### YOUR INSTRUCTIONS
Search the records for "евреев". Copy every line where it appears.

### GIVEN DATA
========================================

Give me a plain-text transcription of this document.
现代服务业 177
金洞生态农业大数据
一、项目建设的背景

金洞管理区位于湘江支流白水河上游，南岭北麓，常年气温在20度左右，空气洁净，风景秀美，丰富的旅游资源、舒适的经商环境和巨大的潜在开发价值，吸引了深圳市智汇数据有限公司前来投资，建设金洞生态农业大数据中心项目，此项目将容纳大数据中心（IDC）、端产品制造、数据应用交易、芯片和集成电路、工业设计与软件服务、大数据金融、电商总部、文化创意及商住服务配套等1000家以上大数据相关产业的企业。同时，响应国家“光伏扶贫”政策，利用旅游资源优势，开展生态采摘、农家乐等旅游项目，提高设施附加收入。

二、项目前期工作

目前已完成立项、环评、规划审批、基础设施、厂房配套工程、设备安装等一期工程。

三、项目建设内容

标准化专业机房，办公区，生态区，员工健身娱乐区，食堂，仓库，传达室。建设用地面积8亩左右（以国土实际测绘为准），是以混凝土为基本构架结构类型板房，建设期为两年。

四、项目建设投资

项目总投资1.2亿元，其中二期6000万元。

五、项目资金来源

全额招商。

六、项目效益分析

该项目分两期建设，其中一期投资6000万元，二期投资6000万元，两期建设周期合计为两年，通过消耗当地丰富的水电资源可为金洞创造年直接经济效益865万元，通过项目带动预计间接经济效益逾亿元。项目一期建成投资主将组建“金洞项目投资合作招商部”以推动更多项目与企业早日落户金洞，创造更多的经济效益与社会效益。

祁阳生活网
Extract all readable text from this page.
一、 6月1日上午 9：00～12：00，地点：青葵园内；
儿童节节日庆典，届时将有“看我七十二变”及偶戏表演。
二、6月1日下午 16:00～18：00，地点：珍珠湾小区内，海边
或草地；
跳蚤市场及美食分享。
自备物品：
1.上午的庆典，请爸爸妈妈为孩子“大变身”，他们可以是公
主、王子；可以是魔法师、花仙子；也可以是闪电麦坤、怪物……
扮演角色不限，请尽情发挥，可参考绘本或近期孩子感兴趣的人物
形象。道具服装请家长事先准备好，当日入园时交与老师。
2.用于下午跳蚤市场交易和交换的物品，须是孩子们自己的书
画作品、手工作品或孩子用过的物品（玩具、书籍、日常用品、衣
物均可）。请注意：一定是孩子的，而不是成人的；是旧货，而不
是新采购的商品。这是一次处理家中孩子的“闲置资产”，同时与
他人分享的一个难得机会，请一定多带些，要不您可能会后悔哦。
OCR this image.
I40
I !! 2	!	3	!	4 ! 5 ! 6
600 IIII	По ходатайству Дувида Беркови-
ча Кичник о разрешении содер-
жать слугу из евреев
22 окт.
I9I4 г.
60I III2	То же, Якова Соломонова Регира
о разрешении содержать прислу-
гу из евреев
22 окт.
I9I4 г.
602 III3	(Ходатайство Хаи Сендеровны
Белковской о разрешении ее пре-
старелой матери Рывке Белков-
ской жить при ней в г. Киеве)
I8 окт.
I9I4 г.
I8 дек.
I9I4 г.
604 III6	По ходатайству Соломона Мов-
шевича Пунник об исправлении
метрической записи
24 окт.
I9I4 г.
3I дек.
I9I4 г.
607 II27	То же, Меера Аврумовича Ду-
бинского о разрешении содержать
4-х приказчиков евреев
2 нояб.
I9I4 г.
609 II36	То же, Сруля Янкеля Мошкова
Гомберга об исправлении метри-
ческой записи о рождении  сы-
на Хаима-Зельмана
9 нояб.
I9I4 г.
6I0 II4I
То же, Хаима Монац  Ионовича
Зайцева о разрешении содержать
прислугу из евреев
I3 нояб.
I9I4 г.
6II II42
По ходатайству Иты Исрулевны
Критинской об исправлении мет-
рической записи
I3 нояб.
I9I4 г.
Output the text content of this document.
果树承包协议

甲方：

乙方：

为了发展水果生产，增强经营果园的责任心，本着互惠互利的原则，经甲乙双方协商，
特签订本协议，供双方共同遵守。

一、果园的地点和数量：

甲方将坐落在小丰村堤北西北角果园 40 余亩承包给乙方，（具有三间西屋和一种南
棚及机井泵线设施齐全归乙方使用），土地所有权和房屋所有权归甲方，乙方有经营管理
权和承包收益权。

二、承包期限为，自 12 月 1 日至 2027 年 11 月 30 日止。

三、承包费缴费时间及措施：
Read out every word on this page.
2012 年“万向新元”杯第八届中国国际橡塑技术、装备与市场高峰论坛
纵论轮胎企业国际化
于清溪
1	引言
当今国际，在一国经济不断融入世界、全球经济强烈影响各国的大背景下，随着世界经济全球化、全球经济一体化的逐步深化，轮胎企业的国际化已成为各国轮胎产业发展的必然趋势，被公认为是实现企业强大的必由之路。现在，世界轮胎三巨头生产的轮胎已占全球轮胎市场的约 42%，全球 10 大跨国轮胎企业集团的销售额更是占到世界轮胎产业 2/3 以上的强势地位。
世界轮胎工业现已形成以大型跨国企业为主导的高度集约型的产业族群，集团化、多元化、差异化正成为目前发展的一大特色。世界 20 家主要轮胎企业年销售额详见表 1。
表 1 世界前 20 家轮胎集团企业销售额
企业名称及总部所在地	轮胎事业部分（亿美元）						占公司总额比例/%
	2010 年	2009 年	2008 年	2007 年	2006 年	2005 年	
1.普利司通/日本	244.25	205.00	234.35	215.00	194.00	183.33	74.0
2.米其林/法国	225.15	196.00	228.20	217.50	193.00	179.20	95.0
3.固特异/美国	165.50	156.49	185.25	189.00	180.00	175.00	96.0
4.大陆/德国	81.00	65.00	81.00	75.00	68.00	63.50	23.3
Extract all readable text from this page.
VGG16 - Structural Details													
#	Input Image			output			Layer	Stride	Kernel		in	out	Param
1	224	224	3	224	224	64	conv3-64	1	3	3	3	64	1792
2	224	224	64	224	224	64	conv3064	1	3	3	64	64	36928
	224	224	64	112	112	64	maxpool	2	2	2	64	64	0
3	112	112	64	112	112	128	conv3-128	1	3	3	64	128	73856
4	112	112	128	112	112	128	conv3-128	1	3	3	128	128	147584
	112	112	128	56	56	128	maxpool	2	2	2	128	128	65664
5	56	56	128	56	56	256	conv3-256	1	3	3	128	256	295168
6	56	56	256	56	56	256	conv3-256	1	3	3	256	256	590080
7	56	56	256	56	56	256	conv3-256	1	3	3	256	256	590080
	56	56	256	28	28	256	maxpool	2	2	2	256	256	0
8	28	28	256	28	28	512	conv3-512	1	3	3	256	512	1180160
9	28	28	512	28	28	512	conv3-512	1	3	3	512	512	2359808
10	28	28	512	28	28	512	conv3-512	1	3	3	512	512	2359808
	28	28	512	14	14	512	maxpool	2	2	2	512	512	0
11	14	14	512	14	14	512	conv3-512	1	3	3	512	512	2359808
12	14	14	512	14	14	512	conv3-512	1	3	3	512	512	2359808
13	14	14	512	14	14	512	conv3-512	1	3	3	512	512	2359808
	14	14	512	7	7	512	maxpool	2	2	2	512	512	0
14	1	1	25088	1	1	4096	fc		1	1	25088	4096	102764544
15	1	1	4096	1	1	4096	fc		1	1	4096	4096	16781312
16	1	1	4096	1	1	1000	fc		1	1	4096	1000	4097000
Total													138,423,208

========================================

### WRITTEN RESPONSE
жать слугу из евреев
гу из евреев
4-х приказчиков евреев
прислугу из евреев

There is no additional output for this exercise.